Recorded data
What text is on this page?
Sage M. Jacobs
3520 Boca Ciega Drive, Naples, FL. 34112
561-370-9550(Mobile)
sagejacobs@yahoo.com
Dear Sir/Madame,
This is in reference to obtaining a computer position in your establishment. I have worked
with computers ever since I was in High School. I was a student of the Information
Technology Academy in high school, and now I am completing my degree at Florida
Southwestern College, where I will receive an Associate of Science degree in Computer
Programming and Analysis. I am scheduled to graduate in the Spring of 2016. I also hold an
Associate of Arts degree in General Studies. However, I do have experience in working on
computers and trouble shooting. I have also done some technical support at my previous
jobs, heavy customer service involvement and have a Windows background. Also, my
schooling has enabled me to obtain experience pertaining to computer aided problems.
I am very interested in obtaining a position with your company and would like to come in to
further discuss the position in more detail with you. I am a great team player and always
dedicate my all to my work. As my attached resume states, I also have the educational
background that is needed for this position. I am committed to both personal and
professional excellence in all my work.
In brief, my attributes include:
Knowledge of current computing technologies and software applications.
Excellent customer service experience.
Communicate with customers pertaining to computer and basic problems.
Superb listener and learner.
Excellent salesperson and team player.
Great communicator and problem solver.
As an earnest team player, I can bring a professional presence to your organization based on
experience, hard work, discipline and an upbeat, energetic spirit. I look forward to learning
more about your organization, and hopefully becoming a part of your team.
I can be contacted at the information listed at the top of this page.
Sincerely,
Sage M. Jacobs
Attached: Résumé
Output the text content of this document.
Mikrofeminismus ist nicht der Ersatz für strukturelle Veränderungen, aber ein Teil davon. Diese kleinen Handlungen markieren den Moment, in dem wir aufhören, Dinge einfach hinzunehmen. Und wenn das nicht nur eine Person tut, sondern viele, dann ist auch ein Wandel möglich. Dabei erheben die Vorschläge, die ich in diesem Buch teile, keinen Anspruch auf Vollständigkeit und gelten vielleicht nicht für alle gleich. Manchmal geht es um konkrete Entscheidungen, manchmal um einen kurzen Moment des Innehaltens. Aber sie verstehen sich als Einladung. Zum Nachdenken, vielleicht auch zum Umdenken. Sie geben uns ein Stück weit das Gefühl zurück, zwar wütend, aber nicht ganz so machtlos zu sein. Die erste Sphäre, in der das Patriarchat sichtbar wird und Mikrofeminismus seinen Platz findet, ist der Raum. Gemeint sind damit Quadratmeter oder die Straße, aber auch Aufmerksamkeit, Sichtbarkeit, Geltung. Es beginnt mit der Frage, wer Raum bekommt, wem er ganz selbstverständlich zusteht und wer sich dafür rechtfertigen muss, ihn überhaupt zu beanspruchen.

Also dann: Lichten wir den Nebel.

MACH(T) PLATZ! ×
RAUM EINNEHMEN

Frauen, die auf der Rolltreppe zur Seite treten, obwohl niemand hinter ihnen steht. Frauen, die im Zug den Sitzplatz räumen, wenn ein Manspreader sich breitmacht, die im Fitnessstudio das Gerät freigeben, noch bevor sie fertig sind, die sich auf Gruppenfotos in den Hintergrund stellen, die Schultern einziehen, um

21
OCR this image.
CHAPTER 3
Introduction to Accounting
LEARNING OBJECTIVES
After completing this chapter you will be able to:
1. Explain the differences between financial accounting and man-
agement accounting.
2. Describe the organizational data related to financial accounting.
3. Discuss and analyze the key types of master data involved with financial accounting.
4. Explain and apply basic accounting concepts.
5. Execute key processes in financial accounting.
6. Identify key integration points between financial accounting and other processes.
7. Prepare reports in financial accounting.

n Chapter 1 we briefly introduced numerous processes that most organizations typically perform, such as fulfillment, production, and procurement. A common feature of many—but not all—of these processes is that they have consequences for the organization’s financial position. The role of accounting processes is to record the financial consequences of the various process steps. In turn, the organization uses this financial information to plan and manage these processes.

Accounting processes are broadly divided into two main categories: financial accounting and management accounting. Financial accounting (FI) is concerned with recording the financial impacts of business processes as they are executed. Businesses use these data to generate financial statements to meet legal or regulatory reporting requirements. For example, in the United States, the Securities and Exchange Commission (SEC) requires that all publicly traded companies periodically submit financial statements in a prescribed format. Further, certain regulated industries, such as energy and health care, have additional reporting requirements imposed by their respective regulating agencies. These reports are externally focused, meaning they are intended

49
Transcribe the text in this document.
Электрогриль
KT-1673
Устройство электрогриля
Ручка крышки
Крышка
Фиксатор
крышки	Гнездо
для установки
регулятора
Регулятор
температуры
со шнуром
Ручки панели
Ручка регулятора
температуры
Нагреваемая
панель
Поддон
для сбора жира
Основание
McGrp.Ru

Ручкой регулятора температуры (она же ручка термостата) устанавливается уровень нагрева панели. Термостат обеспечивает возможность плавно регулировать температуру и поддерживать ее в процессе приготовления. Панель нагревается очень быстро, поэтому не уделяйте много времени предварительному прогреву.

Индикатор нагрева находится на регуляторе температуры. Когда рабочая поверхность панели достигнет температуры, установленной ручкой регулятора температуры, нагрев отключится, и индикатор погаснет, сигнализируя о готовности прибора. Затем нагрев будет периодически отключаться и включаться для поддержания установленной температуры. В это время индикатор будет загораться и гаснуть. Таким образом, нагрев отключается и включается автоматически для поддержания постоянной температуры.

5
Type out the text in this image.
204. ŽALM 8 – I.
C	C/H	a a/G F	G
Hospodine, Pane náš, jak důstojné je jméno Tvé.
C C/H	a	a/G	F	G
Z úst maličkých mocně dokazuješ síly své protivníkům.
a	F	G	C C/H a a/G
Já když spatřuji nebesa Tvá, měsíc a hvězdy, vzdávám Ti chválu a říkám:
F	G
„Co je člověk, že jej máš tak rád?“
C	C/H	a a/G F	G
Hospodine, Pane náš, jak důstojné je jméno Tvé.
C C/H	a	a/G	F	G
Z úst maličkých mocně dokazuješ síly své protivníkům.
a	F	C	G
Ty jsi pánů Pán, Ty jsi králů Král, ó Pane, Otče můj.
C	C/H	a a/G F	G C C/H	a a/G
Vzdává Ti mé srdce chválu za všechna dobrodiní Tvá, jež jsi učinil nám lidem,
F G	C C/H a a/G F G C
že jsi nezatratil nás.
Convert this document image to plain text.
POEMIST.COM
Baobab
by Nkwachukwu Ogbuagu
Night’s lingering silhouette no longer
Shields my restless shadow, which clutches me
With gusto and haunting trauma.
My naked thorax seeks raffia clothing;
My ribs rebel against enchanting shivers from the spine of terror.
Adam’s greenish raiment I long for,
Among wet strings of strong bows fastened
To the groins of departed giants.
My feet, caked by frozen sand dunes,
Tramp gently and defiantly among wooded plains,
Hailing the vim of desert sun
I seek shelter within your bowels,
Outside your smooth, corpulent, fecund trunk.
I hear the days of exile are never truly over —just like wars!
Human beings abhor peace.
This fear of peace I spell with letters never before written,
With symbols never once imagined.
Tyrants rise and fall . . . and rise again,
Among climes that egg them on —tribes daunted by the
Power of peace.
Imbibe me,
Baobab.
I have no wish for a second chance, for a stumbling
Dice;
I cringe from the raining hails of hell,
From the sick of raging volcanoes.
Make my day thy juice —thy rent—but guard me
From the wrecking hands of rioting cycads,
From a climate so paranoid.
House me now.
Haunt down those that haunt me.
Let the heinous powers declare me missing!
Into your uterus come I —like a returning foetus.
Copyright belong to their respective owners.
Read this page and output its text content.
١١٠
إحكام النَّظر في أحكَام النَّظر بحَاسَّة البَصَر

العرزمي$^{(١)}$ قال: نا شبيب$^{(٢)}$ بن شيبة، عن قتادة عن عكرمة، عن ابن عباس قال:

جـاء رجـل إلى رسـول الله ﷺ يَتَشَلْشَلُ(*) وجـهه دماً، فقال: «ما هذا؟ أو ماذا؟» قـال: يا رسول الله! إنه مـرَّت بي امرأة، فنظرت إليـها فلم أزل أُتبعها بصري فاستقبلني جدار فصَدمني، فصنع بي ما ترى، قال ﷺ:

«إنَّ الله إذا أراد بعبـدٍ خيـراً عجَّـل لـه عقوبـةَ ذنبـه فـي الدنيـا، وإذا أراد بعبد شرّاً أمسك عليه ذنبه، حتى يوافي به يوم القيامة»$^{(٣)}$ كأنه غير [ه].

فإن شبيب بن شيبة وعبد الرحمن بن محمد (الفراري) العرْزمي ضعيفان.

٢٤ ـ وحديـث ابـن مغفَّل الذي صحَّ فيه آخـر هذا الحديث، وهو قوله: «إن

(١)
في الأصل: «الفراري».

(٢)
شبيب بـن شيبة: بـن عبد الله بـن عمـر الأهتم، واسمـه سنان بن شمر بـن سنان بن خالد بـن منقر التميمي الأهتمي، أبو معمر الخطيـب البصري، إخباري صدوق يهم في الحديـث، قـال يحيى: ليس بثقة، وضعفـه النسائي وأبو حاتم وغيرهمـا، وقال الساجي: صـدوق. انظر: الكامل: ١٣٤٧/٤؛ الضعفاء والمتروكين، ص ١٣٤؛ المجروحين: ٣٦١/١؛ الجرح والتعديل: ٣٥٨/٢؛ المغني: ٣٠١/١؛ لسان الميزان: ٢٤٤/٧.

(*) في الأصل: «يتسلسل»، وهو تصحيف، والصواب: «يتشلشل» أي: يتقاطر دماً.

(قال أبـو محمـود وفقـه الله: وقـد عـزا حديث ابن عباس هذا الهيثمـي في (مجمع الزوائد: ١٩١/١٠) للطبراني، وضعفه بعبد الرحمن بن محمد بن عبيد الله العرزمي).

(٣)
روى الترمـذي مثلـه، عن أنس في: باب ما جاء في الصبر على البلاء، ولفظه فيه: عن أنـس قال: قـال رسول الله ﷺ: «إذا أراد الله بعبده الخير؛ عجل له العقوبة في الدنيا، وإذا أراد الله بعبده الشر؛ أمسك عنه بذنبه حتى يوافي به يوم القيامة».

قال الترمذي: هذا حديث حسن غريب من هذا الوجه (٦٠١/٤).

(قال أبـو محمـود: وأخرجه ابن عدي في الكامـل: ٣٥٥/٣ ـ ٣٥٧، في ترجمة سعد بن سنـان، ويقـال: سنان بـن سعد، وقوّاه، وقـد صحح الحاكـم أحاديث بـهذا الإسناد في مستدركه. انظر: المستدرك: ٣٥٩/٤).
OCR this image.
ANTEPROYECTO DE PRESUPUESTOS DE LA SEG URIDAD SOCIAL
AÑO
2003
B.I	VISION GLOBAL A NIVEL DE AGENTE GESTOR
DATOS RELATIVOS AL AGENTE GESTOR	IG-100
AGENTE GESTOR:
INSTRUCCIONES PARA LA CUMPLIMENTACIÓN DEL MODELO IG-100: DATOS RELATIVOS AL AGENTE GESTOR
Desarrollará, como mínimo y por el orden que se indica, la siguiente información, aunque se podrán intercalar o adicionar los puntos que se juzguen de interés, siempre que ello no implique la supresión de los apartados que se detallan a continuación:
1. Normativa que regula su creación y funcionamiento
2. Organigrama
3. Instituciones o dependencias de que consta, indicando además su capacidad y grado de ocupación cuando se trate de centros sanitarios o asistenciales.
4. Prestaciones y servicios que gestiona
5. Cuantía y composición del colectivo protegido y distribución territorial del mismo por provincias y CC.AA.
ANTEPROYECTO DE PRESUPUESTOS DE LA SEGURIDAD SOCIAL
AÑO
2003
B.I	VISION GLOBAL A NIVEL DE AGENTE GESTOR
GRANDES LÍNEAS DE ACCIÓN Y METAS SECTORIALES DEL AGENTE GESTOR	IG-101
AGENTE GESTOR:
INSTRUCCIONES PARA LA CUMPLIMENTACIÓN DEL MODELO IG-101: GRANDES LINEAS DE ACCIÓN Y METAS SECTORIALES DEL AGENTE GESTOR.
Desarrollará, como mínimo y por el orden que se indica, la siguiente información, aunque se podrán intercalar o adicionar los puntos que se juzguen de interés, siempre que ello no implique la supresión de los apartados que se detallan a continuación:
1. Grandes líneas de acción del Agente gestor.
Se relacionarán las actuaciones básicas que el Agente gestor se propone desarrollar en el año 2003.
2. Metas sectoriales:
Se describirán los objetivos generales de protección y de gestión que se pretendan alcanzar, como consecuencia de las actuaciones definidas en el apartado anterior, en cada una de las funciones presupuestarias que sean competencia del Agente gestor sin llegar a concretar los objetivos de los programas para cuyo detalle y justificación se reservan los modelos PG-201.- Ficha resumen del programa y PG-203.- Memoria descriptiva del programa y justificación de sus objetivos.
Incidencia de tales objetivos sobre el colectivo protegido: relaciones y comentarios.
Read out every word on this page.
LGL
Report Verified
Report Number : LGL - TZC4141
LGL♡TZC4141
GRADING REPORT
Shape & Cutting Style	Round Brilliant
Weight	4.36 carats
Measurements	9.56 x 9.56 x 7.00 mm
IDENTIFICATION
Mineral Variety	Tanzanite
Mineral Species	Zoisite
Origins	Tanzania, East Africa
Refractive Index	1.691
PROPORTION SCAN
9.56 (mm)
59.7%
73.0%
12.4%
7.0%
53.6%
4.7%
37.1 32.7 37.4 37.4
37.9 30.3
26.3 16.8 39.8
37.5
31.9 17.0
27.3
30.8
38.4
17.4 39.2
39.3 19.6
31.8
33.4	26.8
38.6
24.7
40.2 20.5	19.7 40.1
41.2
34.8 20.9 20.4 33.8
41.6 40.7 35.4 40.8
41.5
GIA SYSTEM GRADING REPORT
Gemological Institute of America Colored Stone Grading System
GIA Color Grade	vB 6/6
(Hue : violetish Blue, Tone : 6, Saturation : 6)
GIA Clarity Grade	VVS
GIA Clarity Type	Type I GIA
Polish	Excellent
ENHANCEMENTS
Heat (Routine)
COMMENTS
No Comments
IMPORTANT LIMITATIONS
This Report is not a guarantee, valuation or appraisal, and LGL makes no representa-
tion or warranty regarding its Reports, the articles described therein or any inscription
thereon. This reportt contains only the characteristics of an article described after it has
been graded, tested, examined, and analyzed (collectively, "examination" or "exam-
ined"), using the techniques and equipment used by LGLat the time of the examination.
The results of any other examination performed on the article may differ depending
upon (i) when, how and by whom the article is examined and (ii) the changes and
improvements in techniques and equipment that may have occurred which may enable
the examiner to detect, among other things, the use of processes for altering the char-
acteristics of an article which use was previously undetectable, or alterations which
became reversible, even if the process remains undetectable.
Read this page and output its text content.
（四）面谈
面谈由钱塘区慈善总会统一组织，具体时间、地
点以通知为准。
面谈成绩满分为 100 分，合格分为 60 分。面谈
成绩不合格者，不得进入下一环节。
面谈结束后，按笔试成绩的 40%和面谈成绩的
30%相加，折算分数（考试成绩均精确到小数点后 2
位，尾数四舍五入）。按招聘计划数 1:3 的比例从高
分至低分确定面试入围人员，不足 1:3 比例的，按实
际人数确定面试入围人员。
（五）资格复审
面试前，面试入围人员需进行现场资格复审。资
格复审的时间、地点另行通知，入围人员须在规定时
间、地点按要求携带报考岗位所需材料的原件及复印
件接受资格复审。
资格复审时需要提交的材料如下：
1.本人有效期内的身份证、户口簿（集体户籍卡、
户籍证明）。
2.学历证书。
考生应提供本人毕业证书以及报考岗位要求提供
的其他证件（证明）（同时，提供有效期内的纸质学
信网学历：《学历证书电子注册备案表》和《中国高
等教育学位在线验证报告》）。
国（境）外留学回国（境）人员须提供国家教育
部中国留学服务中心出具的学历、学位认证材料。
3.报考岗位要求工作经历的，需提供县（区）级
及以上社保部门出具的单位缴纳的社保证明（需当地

# EXERCISE PROMPT
Return each line where "protegido" shows up.

# WORKED ANSWER
5. Cuantía y composición del colectivo protegido y distribución territorial del mismo por provincias y CC.AA.
Incidencia de tales objetivos sobre el colectivo protegido: relaciones y comentarios.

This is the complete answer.